— Start of Dataset excerpts —
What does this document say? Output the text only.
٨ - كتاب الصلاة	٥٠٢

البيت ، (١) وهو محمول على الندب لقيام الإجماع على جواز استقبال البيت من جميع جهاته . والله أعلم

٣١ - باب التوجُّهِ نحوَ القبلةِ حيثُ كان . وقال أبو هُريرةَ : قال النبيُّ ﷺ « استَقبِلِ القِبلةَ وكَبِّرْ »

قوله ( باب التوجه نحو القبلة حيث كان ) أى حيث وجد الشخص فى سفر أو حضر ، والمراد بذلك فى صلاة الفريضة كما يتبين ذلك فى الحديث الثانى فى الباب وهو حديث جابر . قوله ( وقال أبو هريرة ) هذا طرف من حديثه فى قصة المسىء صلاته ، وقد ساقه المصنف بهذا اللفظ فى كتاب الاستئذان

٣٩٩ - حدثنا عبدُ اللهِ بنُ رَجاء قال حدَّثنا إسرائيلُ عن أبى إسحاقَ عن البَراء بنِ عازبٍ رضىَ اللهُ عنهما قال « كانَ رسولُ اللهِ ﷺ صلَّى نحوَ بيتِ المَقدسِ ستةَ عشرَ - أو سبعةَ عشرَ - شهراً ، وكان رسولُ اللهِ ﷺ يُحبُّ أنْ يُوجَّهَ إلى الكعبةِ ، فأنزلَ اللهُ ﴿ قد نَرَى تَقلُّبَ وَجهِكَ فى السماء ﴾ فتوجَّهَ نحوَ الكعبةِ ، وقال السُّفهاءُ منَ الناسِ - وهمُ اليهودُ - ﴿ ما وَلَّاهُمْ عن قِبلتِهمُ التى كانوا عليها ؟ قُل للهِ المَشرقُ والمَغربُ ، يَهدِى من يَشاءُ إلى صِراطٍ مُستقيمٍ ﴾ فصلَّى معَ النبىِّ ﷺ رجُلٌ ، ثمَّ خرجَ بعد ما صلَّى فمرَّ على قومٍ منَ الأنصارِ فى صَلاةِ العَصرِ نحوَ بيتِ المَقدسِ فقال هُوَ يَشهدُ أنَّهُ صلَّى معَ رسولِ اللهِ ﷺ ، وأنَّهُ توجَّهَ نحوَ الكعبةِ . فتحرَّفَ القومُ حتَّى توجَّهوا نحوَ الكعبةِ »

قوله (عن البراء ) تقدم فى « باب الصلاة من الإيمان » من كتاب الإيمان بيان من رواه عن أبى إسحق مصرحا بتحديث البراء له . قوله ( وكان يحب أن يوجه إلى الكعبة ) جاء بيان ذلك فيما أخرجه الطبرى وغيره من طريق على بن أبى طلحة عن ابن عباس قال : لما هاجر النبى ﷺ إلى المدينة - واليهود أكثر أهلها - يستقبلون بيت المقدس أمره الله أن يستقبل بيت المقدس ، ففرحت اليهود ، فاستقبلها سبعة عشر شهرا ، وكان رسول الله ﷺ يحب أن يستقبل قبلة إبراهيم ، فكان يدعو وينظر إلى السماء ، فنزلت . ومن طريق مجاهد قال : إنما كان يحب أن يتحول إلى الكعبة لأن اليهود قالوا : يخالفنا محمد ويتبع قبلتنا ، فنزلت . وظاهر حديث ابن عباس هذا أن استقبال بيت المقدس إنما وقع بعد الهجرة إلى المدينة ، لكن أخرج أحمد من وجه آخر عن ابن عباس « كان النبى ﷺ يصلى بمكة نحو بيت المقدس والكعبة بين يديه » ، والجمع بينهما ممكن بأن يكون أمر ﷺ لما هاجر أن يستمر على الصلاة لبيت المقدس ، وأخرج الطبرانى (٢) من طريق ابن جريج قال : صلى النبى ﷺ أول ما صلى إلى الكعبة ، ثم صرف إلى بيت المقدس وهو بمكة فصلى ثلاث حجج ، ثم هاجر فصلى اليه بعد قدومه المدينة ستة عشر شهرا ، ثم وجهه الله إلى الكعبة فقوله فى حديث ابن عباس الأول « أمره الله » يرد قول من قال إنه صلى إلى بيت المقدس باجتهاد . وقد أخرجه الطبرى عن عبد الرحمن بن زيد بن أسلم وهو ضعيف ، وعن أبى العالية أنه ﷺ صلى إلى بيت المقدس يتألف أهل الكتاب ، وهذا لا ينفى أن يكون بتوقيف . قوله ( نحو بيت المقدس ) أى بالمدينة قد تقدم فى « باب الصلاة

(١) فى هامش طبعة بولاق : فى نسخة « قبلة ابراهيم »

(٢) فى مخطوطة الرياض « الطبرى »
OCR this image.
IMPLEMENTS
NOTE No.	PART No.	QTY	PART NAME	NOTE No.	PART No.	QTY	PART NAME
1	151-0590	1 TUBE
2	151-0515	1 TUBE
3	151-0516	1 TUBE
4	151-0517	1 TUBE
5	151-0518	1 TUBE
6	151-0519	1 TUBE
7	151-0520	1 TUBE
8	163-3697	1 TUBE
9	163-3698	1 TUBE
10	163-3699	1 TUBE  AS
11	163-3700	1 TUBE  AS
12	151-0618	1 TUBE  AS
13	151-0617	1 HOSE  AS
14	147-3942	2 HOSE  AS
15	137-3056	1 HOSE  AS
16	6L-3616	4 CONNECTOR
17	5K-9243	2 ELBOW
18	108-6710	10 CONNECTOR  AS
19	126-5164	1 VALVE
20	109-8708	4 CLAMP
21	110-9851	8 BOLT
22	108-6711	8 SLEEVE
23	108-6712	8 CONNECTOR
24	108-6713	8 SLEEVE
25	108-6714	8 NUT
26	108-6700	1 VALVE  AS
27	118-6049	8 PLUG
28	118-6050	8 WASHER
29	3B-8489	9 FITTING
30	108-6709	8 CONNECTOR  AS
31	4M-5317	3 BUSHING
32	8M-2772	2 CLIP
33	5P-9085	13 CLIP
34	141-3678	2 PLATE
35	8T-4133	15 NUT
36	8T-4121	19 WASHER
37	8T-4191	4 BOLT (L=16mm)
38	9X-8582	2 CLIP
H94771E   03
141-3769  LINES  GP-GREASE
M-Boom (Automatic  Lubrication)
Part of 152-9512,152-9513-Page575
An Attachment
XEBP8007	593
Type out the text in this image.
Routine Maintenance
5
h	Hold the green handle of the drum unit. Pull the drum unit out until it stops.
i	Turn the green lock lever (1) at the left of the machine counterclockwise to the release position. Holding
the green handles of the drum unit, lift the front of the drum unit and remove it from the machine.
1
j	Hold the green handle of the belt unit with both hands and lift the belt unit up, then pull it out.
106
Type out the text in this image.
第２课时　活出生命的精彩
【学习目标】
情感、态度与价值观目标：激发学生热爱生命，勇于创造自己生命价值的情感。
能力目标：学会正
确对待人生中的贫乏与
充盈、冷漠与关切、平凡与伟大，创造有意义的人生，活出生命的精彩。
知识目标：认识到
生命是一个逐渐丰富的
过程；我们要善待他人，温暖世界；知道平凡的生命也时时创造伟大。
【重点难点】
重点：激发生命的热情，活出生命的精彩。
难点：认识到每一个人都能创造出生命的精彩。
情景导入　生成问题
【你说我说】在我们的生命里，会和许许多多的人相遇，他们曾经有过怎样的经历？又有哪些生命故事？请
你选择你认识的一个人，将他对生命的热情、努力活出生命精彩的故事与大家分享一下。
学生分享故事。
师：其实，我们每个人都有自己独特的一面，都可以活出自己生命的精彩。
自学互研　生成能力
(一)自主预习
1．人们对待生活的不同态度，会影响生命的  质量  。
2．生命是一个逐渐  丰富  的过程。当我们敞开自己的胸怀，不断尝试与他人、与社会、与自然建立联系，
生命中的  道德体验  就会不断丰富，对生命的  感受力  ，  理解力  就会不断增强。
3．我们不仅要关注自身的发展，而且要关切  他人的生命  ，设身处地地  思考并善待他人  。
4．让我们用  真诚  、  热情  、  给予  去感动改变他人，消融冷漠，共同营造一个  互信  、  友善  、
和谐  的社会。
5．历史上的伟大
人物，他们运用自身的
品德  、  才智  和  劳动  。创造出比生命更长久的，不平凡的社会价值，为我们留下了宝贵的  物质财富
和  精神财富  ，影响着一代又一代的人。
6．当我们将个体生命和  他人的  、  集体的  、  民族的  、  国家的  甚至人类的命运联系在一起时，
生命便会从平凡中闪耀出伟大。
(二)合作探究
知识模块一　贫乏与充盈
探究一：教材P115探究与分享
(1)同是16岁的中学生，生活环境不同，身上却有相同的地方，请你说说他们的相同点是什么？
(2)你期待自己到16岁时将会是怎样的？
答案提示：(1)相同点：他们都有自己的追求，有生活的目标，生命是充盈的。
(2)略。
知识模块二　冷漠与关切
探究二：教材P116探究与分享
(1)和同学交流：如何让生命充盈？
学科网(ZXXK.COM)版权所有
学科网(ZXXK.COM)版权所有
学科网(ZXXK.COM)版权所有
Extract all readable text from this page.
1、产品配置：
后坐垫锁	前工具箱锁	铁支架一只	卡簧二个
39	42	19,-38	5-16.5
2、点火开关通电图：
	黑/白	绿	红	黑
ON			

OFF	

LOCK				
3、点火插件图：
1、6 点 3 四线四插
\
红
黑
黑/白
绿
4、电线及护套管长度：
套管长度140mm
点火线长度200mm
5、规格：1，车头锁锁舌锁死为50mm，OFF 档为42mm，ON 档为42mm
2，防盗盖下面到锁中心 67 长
— End of Dataset excerpts —
> _Task brief_
Find "lift". Copy every line it occurs in.

> _Finished exercise_
the green handles of the drum unit, lift the front of the drum unit and remove it from the machine.
j	Hold the green handle of the belt unit with both hands and lift the belt unit up, then pull it out.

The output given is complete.